1.Keep in mind there are some limitations with hardware in regards to
VMotion. Specifically related to CPU. They need to be "compatible". See
this to get more info:

http://kb.vmware.com/selfservice/microsites/search.do?language=en_US
<http://kb.vmware.com/selfservice/microsites/search.do?language=en_US&cmd=
displayKC&externalId=1991> &cmd=displayKC&externalId=1991

 

2.None that I am aware of.

3.You will be sharing NIC's. If you are doing HA and DRS, there is no way
to tie a specific VM to a NIC. I suggest as many NIC's in the host as
possible. In my last job the host ESX servers had the following hardware:

 

(4) Quad Core CPU's

128G RAM

(4) Quad Port NIC cards + the 2 onboard NICs

(2) Dual Port HBA cards

 

4. I think you can save on licensing with Hyper-V if you get the Data
Center version. Not sure about that. But in general licensing is not what
you save on in my experience. 

 

 

 

 

Chris Bodnar, MCSE
Sr. Systems Engineer
Distributed Systems Service Delivery - Intel Services
Guardian Life Insurance Company of America
Email: [email protected]
Phone: 610-807-6459
Fax: 610-807-6003

  _____  

From: Roger Wright [mailto:[email protected]] 
Sent: Monday, December 29, 2008 10:32 AM
To: NT System Admin Issues
Subject: RE: Virtualization Questions - More Q's

 

Great responses so far!  You've all given me even more to think about.

 

A few other questions:

 

1.       From a DR perspective, or perhaps just for rebalancing the load
on a host machine, how does moving from one host to another with different
HW impact the VM, or is it transparent?  

 

2.       Does Virtualization impact your domain security requirements in
any way?  

 

3.       NIC Utilization - Shared NICs or separate for each VM?

 

4.       OS & App licensing - can we expect any reduction in licensing
requirements?

 

 

Thanks!

 

 

 

 

 

   

 

Roger Wright

Network Administrator

Evatone, Inc.

727.572.7076  x388

_____  

 

From: Andy Shook [mailto:[email protected]] 
Sent: Monday, December 29, 2008 9:52 AM
To: NT System Admin Issues
Subject: RE: Virtualization Questions

 

Roger,

Opinions on this will vary, however, my responses.

### DATA SECTION
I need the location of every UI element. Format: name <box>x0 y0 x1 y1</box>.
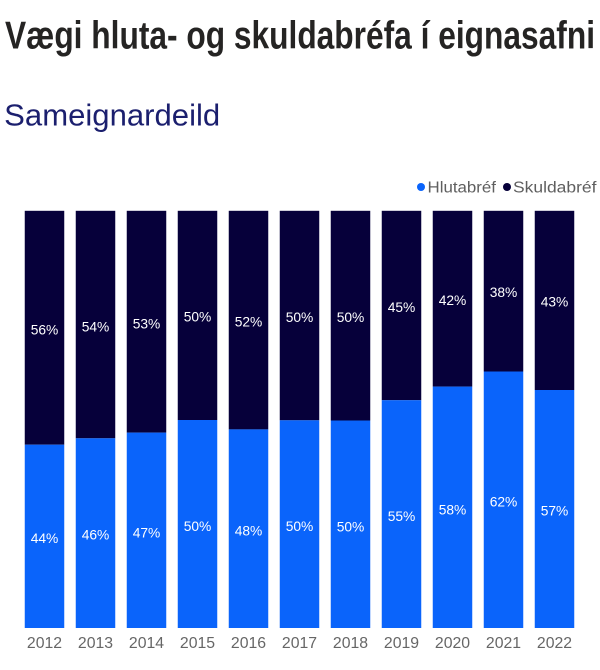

### EXERCISE BRIEF
Please copy the part of the virtualization email that opens with the words containing "A few other" and closes with "is it transparent?", substituting "server" for "host".

### WORKED ANSWER
A few other questions:

 

1.       From a DR perspective, or perhaps just for rebalancing the load
on a server machine, how does moving from one server to another with different
HW impact the VM, or is it transparent?